→ **The exercise**:
Copy out each line of the listing that has the word "composition" in it.

>> begin

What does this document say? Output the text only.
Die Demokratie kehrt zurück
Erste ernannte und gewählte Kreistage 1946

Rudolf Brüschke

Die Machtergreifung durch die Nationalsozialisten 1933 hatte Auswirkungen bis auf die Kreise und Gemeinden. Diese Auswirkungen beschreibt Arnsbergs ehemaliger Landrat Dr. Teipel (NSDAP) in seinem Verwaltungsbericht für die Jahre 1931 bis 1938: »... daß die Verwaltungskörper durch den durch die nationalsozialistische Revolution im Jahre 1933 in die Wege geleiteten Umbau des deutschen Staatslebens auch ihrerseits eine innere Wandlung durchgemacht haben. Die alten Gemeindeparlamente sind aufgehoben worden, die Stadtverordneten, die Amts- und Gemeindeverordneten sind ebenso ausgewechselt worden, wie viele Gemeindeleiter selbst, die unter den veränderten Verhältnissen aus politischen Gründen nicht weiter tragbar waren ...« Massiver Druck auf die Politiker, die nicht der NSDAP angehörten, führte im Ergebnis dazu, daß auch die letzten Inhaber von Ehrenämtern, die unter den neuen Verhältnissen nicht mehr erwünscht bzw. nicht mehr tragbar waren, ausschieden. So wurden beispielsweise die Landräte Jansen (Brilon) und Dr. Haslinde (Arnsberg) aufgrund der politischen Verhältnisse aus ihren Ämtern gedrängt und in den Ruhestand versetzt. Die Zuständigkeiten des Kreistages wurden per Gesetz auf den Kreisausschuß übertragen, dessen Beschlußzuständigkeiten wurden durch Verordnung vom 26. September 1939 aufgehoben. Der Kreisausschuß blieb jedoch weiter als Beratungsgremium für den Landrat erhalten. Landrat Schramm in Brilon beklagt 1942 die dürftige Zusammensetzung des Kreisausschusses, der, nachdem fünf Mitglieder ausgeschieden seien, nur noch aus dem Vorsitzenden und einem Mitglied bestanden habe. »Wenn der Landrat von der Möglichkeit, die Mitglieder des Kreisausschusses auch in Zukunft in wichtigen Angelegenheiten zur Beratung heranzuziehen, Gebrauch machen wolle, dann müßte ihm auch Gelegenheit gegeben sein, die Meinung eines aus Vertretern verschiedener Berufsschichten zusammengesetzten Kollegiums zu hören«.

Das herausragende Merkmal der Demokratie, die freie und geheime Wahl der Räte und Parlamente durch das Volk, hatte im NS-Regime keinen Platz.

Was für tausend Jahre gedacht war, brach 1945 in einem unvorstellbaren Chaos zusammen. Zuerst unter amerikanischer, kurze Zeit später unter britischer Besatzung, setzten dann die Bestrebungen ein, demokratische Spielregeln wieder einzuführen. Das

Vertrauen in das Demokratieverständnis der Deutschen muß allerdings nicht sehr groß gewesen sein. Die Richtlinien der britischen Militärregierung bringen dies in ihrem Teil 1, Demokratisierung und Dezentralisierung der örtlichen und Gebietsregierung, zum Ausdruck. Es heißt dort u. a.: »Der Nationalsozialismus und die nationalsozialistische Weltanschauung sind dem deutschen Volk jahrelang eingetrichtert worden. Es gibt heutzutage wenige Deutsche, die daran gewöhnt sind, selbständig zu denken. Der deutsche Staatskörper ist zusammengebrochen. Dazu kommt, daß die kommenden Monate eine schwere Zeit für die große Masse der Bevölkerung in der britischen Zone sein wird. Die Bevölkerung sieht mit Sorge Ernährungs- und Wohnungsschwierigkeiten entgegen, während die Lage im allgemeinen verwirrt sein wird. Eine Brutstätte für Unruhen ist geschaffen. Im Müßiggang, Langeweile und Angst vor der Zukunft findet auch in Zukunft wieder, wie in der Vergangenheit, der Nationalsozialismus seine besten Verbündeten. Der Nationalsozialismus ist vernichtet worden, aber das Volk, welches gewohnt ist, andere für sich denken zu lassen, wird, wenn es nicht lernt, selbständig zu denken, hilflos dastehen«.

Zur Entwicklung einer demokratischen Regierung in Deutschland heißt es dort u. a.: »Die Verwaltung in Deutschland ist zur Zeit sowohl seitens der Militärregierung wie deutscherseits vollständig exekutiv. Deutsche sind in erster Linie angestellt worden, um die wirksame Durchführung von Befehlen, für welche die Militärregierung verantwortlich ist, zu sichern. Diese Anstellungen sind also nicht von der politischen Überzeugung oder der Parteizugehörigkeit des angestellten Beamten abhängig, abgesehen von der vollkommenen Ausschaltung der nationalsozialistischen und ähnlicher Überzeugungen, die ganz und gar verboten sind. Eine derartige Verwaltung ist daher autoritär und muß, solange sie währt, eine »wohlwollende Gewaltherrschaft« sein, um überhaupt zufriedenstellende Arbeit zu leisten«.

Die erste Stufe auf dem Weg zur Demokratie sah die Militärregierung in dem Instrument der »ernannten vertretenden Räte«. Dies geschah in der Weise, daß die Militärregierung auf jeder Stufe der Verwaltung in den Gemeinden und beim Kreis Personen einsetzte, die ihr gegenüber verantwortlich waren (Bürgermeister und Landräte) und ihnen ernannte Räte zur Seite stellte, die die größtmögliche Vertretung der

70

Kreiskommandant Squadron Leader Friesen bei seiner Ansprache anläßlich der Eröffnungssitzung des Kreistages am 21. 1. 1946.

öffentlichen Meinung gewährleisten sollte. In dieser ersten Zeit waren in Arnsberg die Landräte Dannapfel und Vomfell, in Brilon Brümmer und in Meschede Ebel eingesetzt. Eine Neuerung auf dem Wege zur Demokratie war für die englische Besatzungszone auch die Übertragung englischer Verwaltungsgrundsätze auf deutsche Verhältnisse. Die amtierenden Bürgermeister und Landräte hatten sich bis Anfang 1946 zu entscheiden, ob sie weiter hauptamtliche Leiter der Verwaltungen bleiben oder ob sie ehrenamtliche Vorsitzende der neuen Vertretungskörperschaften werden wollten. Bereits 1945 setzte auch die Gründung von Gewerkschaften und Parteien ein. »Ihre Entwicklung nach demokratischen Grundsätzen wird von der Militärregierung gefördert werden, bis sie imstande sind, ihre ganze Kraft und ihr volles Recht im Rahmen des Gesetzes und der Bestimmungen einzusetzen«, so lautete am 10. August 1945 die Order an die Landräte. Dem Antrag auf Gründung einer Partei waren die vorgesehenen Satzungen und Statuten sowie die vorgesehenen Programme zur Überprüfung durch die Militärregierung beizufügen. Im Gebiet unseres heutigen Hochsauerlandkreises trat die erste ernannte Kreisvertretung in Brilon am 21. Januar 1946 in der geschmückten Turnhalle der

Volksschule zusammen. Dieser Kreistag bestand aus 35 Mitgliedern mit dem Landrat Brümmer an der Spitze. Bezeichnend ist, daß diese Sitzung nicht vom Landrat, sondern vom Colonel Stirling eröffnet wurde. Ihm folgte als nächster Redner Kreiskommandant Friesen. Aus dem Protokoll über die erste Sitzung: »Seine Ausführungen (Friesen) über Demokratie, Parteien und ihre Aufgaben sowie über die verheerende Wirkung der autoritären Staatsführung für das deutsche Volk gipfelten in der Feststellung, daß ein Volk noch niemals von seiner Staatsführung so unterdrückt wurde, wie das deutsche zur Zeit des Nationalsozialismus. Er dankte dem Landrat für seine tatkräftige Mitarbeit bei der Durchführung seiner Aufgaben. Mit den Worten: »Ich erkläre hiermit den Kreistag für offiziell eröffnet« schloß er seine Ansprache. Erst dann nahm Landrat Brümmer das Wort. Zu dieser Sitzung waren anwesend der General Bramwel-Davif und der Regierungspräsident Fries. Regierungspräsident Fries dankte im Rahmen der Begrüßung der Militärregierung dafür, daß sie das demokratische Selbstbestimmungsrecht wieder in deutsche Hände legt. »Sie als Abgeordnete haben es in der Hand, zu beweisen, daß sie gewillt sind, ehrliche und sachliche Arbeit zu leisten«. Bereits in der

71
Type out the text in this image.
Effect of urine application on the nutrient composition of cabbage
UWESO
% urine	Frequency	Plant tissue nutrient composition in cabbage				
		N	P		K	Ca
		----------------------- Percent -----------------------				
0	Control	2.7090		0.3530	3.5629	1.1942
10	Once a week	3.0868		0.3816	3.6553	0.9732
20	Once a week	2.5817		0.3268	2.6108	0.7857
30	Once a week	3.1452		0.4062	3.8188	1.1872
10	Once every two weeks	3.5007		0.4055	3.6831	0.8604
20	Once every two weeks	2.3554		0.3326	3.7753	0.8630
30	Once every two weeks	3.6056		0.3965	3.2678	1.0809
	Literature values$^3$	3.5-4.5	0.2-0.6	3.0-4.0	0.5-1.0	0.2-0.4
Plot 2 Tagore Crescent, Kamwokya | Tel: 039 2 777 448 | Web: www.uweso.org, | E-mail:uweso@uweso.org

>> end

→ **Exercise response**:
Effect of urine application on the nutrient composition of cabbage
% urine	Frequency	Plant tissue nutrient composition in cabbage				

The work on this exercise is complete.